▶ **Work to do**: Output the material below unchanged, apart from leaving out the pictures.
——
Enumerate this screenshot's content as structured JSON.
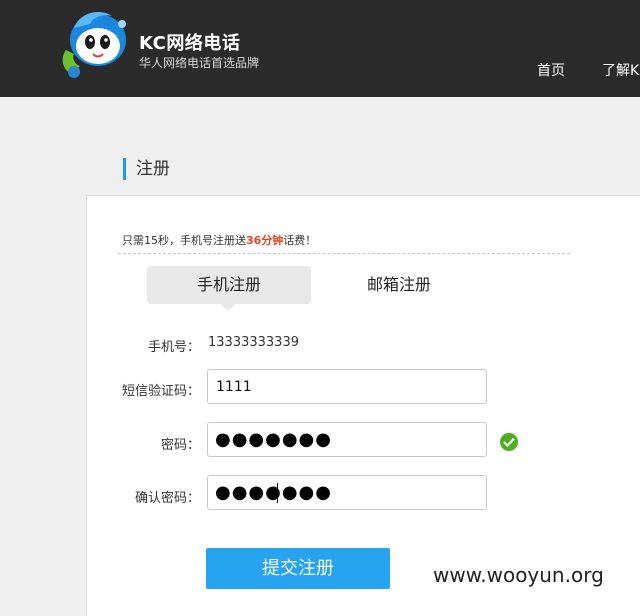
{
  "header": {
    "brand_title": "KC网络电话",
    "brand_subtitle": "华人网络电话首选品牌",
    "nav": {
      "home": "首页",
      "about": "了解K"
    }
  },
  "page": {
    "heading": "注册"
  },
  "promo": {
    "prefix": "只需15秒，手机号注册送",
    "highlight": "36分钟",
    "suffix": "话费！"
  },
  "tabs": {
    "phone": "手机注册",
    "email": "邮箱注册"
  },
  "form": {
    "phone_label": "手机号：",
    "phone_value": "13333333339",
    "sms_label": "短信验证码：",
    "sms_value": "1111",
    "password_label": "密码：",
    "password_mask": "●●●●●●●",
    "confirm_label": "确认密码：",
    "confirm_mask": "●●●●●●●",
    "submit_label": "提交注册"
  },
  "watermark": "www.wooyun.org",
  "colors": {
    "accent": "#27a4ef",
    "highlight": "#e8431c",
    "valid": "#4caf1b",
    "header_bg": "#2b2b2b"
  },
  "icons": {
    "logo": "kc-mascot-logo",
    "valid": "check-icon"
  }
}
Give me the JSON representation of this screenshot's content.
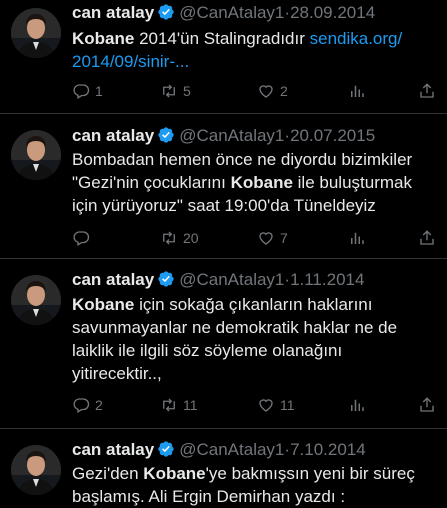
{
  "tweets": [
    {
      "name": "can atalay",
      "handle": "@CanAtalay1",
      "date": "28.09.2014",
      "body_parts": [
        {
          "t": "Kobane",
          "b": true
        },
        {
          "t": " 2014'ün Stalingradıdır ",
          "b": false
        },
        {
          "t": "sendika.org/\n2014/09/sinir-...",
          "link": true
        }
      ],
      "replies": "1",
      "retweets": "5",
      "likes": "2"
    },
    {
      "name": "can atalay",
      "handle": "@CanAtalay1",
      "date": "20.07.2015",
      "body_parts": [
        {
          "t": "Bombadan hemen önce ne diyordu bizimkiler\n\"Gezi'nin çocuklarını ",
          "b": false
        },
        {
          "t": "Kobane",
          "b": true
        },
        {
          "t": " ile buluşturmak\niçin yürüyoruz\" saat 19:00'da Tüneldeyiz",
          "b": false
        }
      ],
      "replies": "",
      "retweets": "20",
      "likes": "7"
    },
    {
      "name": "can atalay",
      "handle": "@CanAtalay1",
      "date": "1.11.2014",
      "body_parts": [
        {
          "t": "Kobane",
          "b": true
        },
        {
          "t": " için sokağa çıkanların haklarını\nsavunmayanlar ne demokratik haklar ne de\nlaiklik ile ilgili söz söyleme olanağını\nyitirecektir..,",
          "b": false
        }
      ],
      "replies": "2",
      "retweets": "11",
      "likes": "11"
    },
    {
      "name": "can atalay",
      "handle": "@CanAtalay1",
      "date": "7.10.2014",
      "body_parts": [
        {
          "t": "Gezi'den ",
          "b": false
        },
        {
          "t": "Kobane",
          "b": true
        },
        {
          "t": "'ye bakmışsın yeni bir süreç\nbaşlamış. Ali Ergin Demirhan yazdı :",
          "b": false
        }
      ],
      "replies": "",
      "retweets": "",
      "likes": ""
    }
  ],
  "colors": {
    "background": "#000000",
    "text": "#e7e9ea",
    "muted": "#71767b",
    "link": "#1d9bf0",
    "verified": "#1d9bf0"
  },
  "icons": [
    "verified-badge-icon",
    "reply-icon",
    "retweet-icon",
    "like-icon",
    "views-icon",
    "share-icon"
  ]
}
——
▶ **Final result**:
Enumerate this screenshot's content as structured JSON.
{
  "header": {
    "brand_title": "KC网络电话",
    "brand_subtitle": "华人网络电话首选品牌",
    "nav": {
      "home": "首页",
      "about": "了解K"
    }
  },
  "page": {
    "heading": "注册"
  },
  "promo": {
    "prefix": "只需15秒，手机号注册送",
    "highlight": "36分钟",
    "suffix": "话费！"
  },
  "tabs": {
    "phone": "手机注册",
    "email": "邮箱注册"
  },
  "form": {
    "phone_label": "手机号：",
    "phone_value": "13333333339",
    "sms_label": "短信验证码：",
    "sms_value": "1111",
    "password_label": "密码：",
    "password_mask": "●●●●●●●",
    "confirm_label": "确认密码：",
    "confirm_mask": "●●●●●●●",
    "submit_label": "提交注册"
  },
  "watermark": "www.wooyun.org",
  "colors": {
    "accent": "#27a4ef",
    "highlight": "#e8431c",
    "valid": "#4caf1b",
    "header_bg": "#2b2b2b"
  },
  "icons": {
    "logo": "kc-mascot-logo",
    "valid": "check-icon"
  }
}
Give me the JSON representation of this screenshot's content.
{
  "tweets": [
    {
      "name": "can atalay",
      "handle": "@CanAtalay1",
      "date": "28.09.2014",
      "body_parts": [
        {
          "t": "Kobane",
          "b": true
        },
        {
          "t": " 2014'ün Stalingradıdır ",
          "b": false
        },
        {
          "t": "sendika.org/\n2014/09/sinir-...",
          "link": true
        }
      ],
      "replies": "1",
      "retweets": "5",
      "likes": "2"
    },
    {
      "name": "can atalay",
      "handle": "@CanAtalay1",
      "date": "20.07.2015",
      "body_parts": [
        {
          "t": "Bombadan hemen önce ne diyordu bizimkiler\n\"Gezi'nin çocuklarını ",
          "b": false
        },
        {
          "t": "Kobane",
          "b": true
        },
        {
          "t": " ile buluşturmak\niçin yürüyoruz\" saat 19:00'da Tüneldeyiz",
          "b": false
        }
      ],
      "replies": "",
      "retweets": "20",
      "likes": "7"
    },
    {
      "name": "can atalay",
      "handle": "@CanAtalay1",
      "date": "1.11.2014",
      "body_parts": [
        {
          "t": "Kobane",
          "b": true
        },
        {
          "t": " için sokağa çıkanların haklarını\nsavunmayanlar ne demokratik haklar ne de\nlaiklik ile ilgili söz söyleme olanağını\nyitirecektir..,",
          "b": false
        }
      ],
      "replies": "2",
      "retweets": "11",
      "likes": "11"
    },
    {
      "name": "can atalay",
      "handle": "@CanAtalay1",
      "date": "7.10.2014",
      "body_parts": [
        {
          "t": "Gezi'den ",
          "b": false
        },
        {
          "t": "Kobane",
          "b": true
        },
        {
          "t": "'ye bakmışsın yeni bir süreç\nbaşlamış. Ali Ergin Demirhan yazdı :",
          "b": false
        }
      ],
      "replies": "",
      "retweets": "",
      "likes": ""
    }
  ],
  "colors": {
    "background": "#000000",
    "text": "#e7e9ea",
    "muted": "#71767b",
    "link": "#1d9bf0",
    "verified": "#1d9bf0"
  },
  "icons": [
    "verified-badge-icon",
    "reply-icon",
    "retweet-icon",
    "like-icon",
    "views-icon",
    "share-icon"
  ]
}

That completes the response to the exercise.